**Dataset records on visual material**
• • • • • • •

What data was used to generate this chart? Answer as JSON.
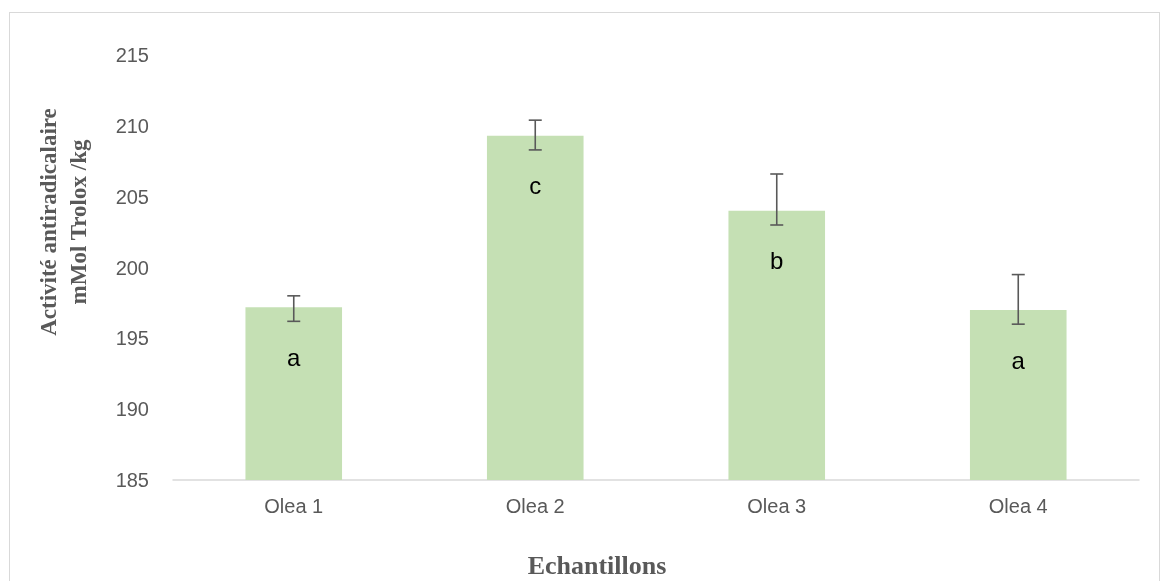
{
  "chart_data": {
    "type": "bar",
    "categories": [
      "Olea 1",
      "Olea 2",
      "Olea 3",
      "Olea 4"
    ],
    "values": [
      197.2,
      209.3,
      204.0,
      197.0
    ],
    "color": "#c5e0b4",
    "errors": [
      [
        196.2,
        198.0
      ],
      [
        208.3,
        210.4
      ],
      [
        203.0,
        206.6
      ],
      [
        196.0,
        199.5
      ]
    ],
    "ylim": [
      185,
      215
    ],
    "yticks": [
      185,
      190,
      195,
      200,
      205,
      210,
      215
    ],
    "xlabel": "Echantillons",
    "ylabel": "Activité antiradicalaire\nmMol Trolox /kg",
    "annotations": [
      {
        "text": "a",
        "x": "Olea 1",
        "y": 197.2
      },
      {
        "text": "c",
        "x": "Olea 2",
        "y": 209.3
      },
      {
        "text": "b",
        "x": "Olea 3",
        "y": 204.0
      },
      {
        "text": "a",
        "x": "Olea 4",
        "y": 197.0
      }
    ],
    "grid": false
  }
}
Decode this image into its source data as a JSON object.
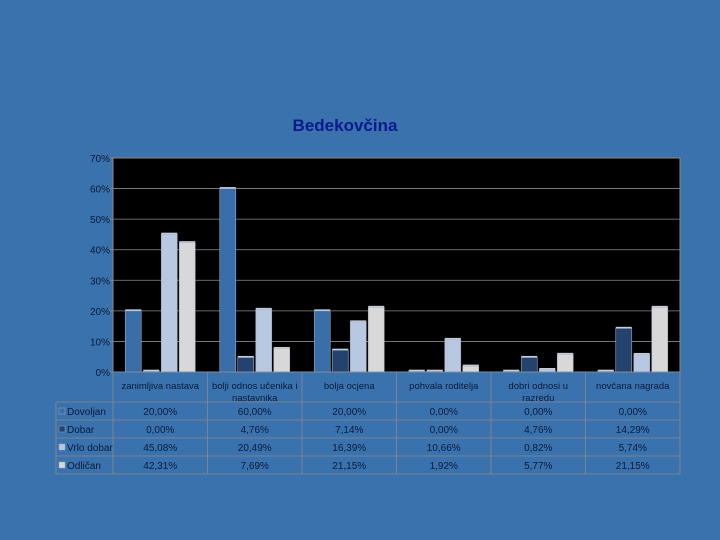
{
  "chart_data": {
    "type": "bar",
    "title": "Bedekovčina",
    "categories": [
      [
        "zanimljiva nastava"
      ],
      [
        "bolji odnos učenika i",
        "nastavnika"
      ],
      [
        "bolja ocjena"
      ],
      [
        "pohvala roditelja"
      ],
      [
        "dobri odnosi u",
        "razredu"
      ],
      [
        "novčana nagrada"
      ]
    ],
    "y_ticks": [
      "0%",
      "10%",
      "20%",
      "30%",
      "40%",
      "50%",
      "60%",
      "70%"
    ],
    "ylim": [
      0,
      70
    ],
    "grid": true,
    "legend": "table-below",
    "series": [
      {
        "name": "Dovoljan",
        "color": "#3a6ea8",
        "values": [
          20,
          60,
          20,
          0,
          0,
          0
        ],
        "labels": [
          "20,00%",
          "60,00%",
          "20,00%",
          "0,00%",
          "0,00%",
          "0,00%"
        ]
      },
      {
        "name": "Dobar",
        "color": "#23426e",
        "values": [
          0,
          4.76,
          7.14,
          0,
          4.76,
          14.29
        ],
        "labels": [
          "0,00%",
          "4,76%",
          "7,14%",
          "0,00%",
          "4,76%",
          "14,29%"
        ]
      },
      {
        "name": "Vrlo dobar",
        "color": "#b8c8e0",
        "values": [
          45.08,
          20.49,
          16.39,
          10.66,
          0.82,
          5.74
        ],
        "labels": [
          "45,08%",
          "20,49%",
          "16,39%",
          "10,66%",
          "0,82%",
          "5,74%"
        ]
      },
      {
        "name": "Odličan",
        "color": "#d8d8d8",
        "values": [
          42.31,
          7.69,
          21.15,
          1.92,
          5.77,
          21.15
        ],
        "labels": [
          "42,31%",
          "7,69%",
          "21,15%",
          "1,92%",
          "5,77%",
          "21,15%"
        ]
      }
    ]
  }
}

• • • • • • •

Write out the records above exactly as they appear, leaving out any pictures.

What data was used to generate this chart? Answer as JSON.
{
  "chart_data": {
    "type": "bar",
    "categories": [
      "Olea 1",
      "Olea 2",
      "Olea 3",
      "Olea 4"
    ],
    "values": [
      197.2,
      209.3,
      204.0,
      197.0
    ],
    "color": "#c5e0b4",
    "errors": [
      [
        196.2,
        198.0
      ],
      [
        208.3,
        210.4
      ],
      [
        203.0,
        206.6
      ],
      [
        196.0,
        199.5
      ]
    ],
    "ylim": [
      185,
      215
    ],
    "yticks": [
      185,
      190,
      195,
      200,
      205,
      210,
      215
    ],
    "xlabel": "Echantillons",
    "ylabel": "Activité antiradicalaire\nmMol Trolox /kg",
    "annotations": [
      {
        "text": "a",
        "x": "Olea 1",
        "y": 197.2
      },
      {
        "text": "c",
        "x": "Olea 2",
        "y": 209.3
      },
      {
        "text": "b",
        "x": "Olea 3",
        "y": 204.0
      },
      {
        "text": "a",
        "x": "Olea 4",
        "y": 197.0
      }
    ],
    "grid": false
  }
}
Decode this image into its source data as a JSON object.
{
  "chart_data": {
    "type": "bar",
    "title": "Bedekovčina",
    "categories": [
      [
        "zanimljiva nastava"
      ],
      [
        "bolji odnos učenika i",
        "nastavnika"
      ],
      [
        "bolja ocjena"
      ],
      [
        "pohvala roditelja"
      ],
      [
        "dobri odnosi u",
        "razredu"
      ],
      [
        "novčana nagrada"
      ]
    ],
    "y_ticks": [
      "0%",
      "10%",
      "20%",
      "30%",
      "40%",
      "50%",
      "60%",
      "70%"
    ],
    "ylim": [
      0,
      70
    ],
    "grid": true,
    "legend": "table-below",
    "series": [
      {
        "name": "Dovoljan",
        "color": "#3a6ea8",
        "values": [
          20,
          60,
          20,
          0,
          0,
          0
        ],
        "labels": [
          "20,00%",
          "60,00%",
          "20,00%",
          "0,00%",
          "0,00%",
          "0,00%"
        ]
      },
      {
        "name": "Dobar",
        "color": "#23426e",
        "values": [
          0,
          4.76,
          7.14,
          0,
          4.76,
          14.29
        ],
        "labels": [
          "0,00%",
          "4,76%",
          "7,14%",
          "0,00%",
          "4,76%",
          "14,29%"
        ]
      },
      {
        "name": "Vrlo dobar",
        "color": "#b8c8e0",
        "values": [
          45.08,
          20.49,
          16.39,
          10.66,
          0.82,
          5.74
        ],
        "labels": [
          "45,08%",
          "20,49%",
          "16,39%",
          "10,66%",
          "0,82%",
          "5,74%"
        ]
      },
      {
        "name": "Odličan",
        "color": "#d8d8d8",
        "values": [
          42.31,
          7.69,
          21.15,
          1.92,
          5.77,
          21.15
        ],
        "labels": [
          "42,31%",
          "7,69%",
          "21,15%",
          "1,92%",
          "5,77%",
          "21,15%"
        ]
      }
    ]
  }
}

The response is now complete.